Dataset content:
------------------------
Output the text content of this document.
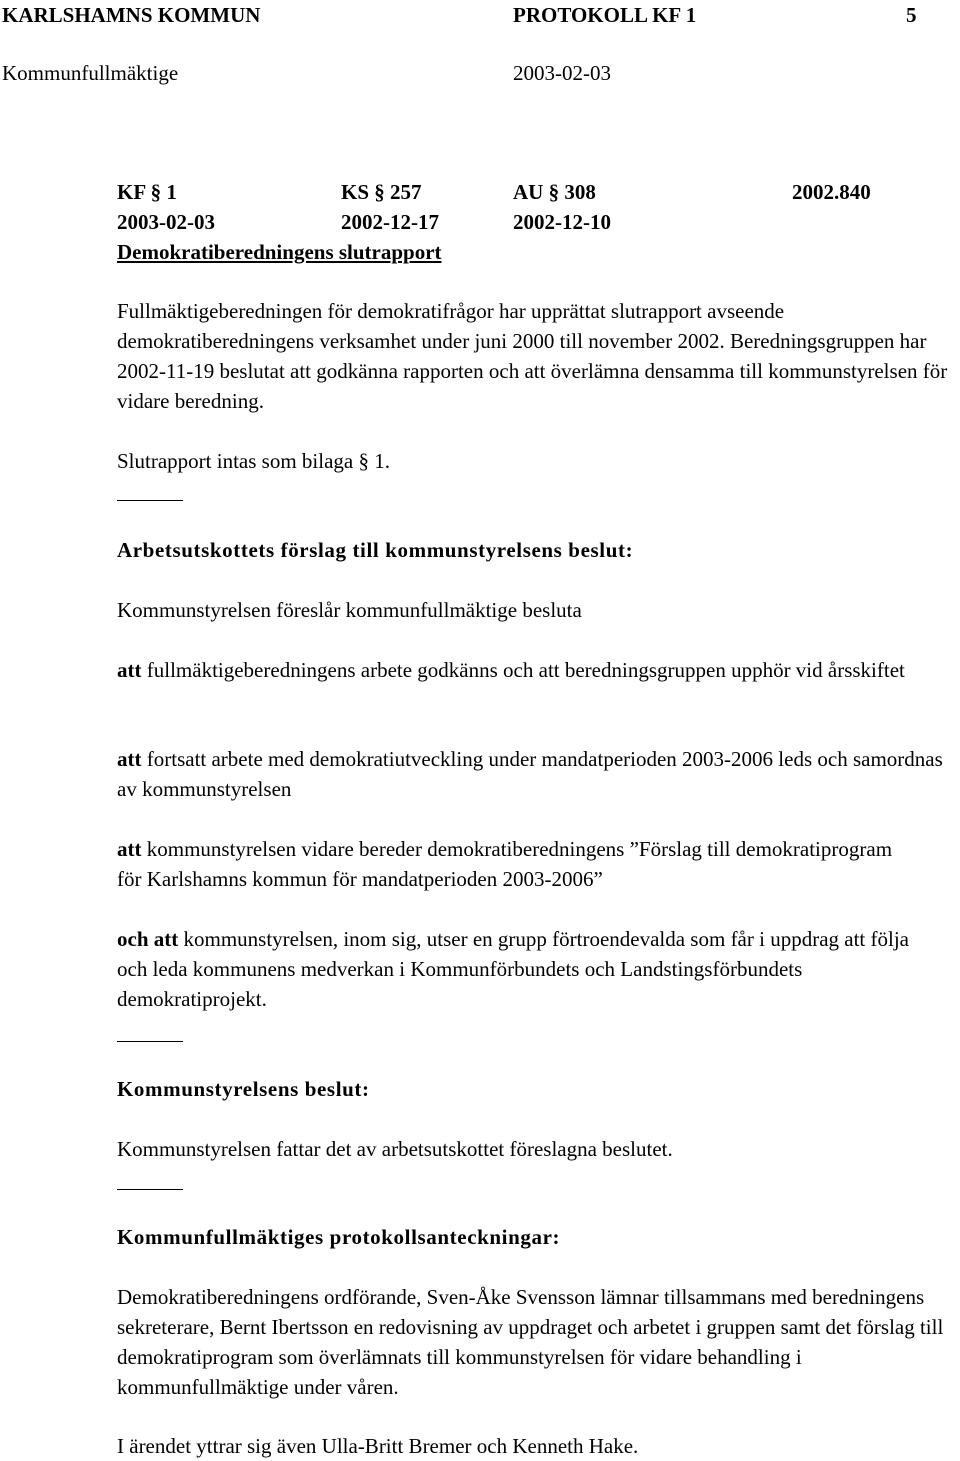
KARLSHAMNS KOMMUN	PROTOKOLL KF 1	5
Kommunfullmäktige	2003-02-03
KF § 1	KS § 257	AU § 308	2002.840
2003-02-03	2002-12-17	2002-12-10
Demokratiberedningens slutrapport
Fullmäktigeberedningen för demokratifrågor har upprättat slutrapport avseende demokratiberedningens verksamhet under juni 2000 till november 2002. Beredningsgruppen har 2002-11-19 beslutat att godkänna rapporten och att överlämna densamma till kommunstyrelsen för vidare beredning.
Slutrapport intas som bilaga § 1.
Arbetsutskottets förslag till kommunstyrelsens beslut:
Kommunstyrelsen föreslår kommunfullmäktige besluta
att fullmäktigeberedningens arbete godkänns och att beredningsgruppen upphör vid årsskiftet
att fortsatt arbete med demokratiutveckling under mandatperioden 2003-2006 leds och samordnas av kommunstyrelsen
att kommunstyrelsen vidare bereder demokratiberedningens ”Förslag till demokratiprogram för Karlshamns kommun för mandatperioden 2003-2006”
och att kommunstyrelsen, inom sig, utser en grupp förtroendevalda som får i uppdrag att följa och leda kommunens medverkan i Kommunförbundets och Landstingsförbundets demokratiprojekt.
Kommunstyrelsens beslut:
Kommunstyrelsen fattar det av arbetsutskottet föreslagna beslutet.
Kommunfullmäktiges protokollsanteckningar:
Demokratiberedningens ordförande, Sven-Åke Svensson lämnar tillsammans med beredningens sekreterare, Bernt Ibertsson en redovisning av uppdraget och arbetet i gruppen samt det förslag till demokratiprogram som överlämnats till kommunstyrelsen för vidare behandling i kommunfullmäktige under våren.
I ärendet yttrar sig även Ulla-Britt Bremer och Kenneth Hake.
------------------------
Pull every line containing "vidare" out of the data above.

Fullmäktigeberedningen för demokratifrågor har upprättat slutrapport avseende demokratiberedningens verksamhet under juni 2000 till november 2002. Beredningsgruppen har 2002-11-19 beslutat att godkänna rapporten och att överlämna densamma till kommunstyrelsen för vidare beredning.
att kommunstyrelsen vidare bereder demokratiberedningens ”Förslag till demokratiprogram för Karlshamns kommun för mandatperioden 2003-2006”
Demokratiberedningens ordförande, Sven-Åke Svensson lämnar tillsammans med beredningens sekreterare, Bernt Ibertsson en redovisning av uppdraget och arbetet i gruppen samt det förslag till demokratiprogram som överlämnats till kommunstyrelsen för vidare behandling i kommunfullmäktige under våren.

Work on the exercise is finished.